Problem to solve = How many lines in the listing below include the word "structure"? Reply with the count alone.

Data entries for graphics

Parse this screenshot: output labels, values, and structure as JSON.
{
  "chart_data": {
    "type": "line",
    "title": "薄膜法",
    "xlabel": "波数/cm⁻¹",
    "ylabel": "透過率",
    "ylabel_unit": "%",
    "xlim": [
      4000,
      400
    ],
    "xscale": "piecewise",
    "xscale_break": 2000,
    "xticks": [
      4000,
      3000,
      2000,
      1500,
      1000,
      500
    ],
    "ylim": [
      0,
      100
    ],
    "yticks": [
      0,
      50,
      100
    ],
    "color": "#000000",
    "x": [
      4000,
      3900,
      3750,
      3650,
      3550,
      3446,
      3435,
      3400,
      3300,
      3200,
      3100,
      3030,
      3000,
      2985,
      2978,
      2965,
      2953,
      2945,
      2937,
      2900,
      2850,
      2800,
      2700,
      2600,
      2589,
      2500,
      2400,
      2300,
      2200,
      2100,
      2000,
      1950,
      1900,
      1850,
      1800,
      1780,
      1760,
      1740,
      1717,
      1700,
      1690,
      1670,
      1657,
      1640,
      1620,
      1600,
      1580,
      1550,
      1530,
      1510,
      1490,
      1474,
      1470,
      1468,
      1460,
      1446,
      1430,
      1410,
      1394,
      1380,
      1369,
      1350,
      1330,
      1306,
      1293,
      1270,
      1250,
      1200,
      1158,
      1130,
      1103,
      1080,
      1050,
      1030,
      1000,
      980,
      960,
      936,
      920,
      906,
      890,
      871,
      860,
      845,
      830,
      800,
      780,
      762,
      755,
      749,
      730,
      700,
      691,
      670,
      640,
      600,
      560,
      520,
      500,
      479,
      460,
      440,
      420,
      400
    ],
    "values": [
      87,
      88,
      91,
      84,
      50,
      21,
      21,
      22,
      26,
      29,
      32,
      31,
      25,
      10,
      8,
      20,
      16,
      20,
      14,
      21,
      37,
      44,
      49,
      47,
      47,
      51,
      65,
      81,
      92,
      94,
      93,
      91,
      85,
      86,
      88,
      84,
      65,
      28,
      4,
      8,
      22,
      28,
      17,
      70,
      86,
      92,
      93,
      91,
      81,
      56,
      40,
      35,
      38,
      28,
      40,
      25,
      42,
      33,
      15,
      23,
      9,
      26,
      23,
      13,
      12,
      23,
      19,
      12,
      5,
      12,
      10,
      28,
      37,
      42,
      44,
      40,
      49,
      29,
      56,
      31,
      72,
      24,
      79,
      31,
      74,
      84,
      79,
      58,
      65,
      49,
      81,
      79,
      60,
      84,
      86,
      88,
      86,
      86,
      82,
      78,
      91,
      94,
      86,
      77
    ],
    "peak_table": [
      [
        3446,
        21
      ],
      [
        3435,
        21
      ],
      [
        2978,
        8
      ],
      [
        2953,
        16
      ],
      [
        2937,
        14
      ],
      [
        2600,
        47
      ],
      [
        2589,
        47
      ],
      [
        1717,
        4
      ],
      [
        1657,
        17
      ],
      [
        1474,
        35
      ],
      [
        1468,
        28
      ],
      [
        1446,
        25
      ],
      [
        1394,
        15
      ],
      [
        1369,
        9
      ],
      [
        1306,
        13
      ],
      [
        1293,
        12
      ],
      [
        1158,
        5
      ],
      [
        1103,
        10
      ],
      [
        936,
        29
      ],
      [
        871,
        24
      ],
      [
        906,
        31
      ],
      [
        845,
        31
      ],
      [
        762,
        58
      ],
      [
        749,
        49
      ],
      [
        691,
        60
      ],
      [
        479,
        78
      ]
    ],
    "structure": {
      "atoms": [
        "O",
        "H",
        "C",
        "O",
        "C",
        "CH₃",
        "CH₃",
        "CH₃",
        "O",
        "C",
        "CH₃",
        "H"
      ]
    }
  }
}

Correct output = 2